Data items
+===+

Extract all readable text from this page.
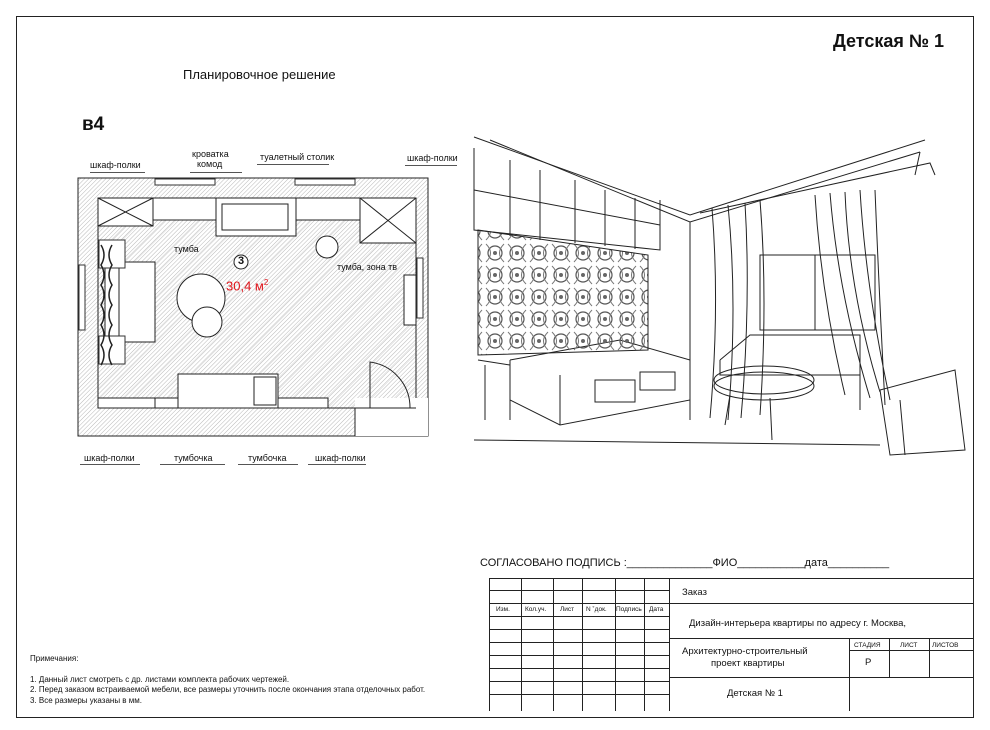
Детская № 1
Планировочное решение
в4
шкаф-полки
кроватка
комод
туалетный столик	шкаф-полки
тумба
тумба, зона тв
3
30,4 $м^2$
шкаф-полки	тумбочка	тумбочка	шкаф-полки
СОГЛАСОВАНО ПОДПИСЬ :______________ФИО___________дата__________
Примечания:
1. Данный лист смотреть с др. листами комплекта рабочих чертежей.
2. Перед заказом встраиваемой мебели, все размеры уточнить после окончания этапа отделочных работ.
3. Все размеры указаны в мм.
Изм. Кол.уч. Лист N ˚док. Подпись Дата
Заказ
Дизайн-интерьера квартиры по адресу г. Москва,
Архитектурно-строительный
проект квартиры
СТАДИЯ	ЛИСТ ЛИСТОВ
Р
Детская № 1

+===+

* [Stated task]: Without the pictures, repeat the listing above exactly.

* [Exercise output]:
Extract all readable text from this page.
Детская № 1
Планировочное решение
в4
шкаф-полки
кроватка
комод
туалетный столик	шкаф-полки
тумба
тумба, зона тв
3
30,4 $м^2$
шкаф-полки	тумбочка	тумбочка	шкаф-полки
СОГЛАСОВАНО ПОДПИСЬ :______________ФИО___________дата__________
Примечания:
1. Данный лист смотреть с др. листами комплекта рабочих чертежей.
2. Перед заказом встраиваемой мебели, все размеры уточнить после окончания этапа отделочных работ.
3. Все размеры указаны в мм.
Изм. Кол.уч. Лист N ˚док. Подпись Дата
Заказ
Дизайн-интерьера квартиры по адресу г. Москва,
Архитектурно-строительный
проект квартиры
СТАДИЯ	ЛИСТ ЛИСТОВ
Р
Детская № 1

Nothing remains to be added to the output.